═════ MATERIAL TO PROCESS
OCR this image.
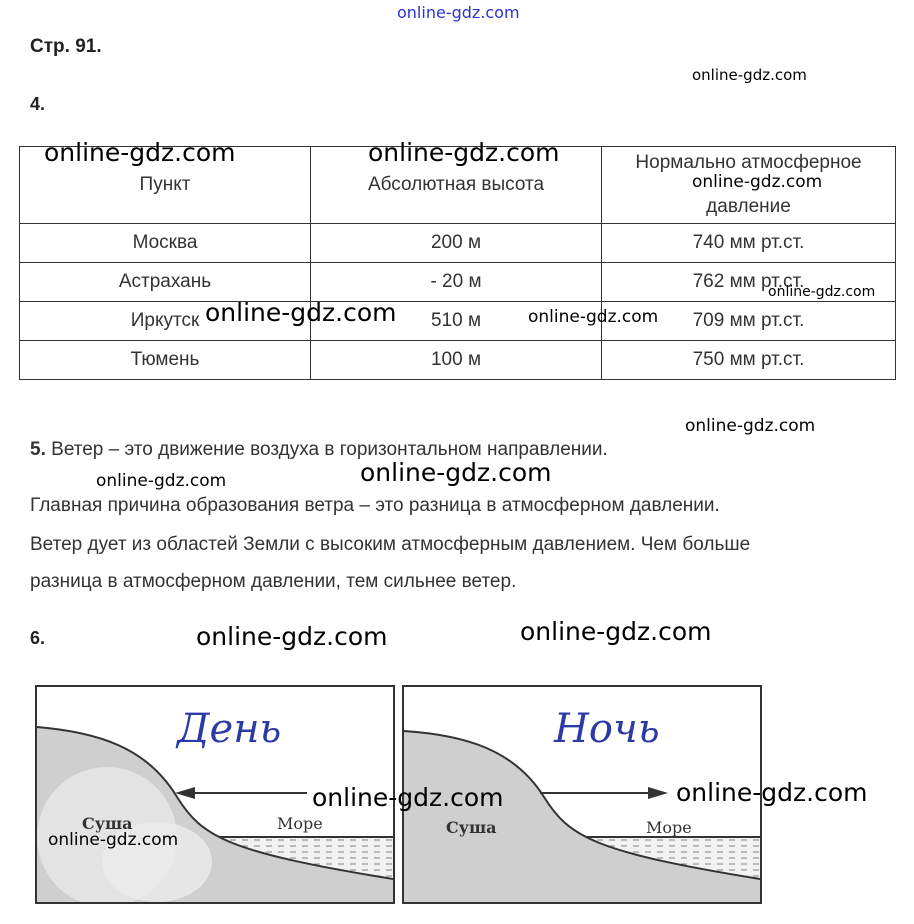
online-gdz.com
Стр. 91.
online-gdz.com
4.
Пункт	Абсолютная высота	Нормально атмосферное

давление
Москва	200 м	740 мм рт.ст.
Астрахань	- 20 м	762 мм рт.ст.
Иркутск	510 м	709 мм рт.ст.
Тюмень	100 м	750 мм рт.ст.
online-gdz.com	online-gdz.com
online-gdz.com
online-gdz.com
online-gdz.com	online-gdz.com
online-gdz.com
5. Ветер – это движение воздуха в горизонтальном направлении.
online-gdz.com	online-gdz.com
Главная причина образования ветра – это разница в атмосферном давлении.
Ветер дует из областей Земли с высоким атмосферным давлением. Чем больше
разница в атмосферном давлении, тем сильнее ветер.
6.	online-gdz.com	online-gdz.com
День
Суша	Море
Ночь
Суша	Море
online-gdz.com	online-gdz.com
online-gdz.com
══════════
§ **GOAL**
State the number of lines in the records that contain the string "давлении", and nothing more.

§ **COMPLETE ANSWER**
2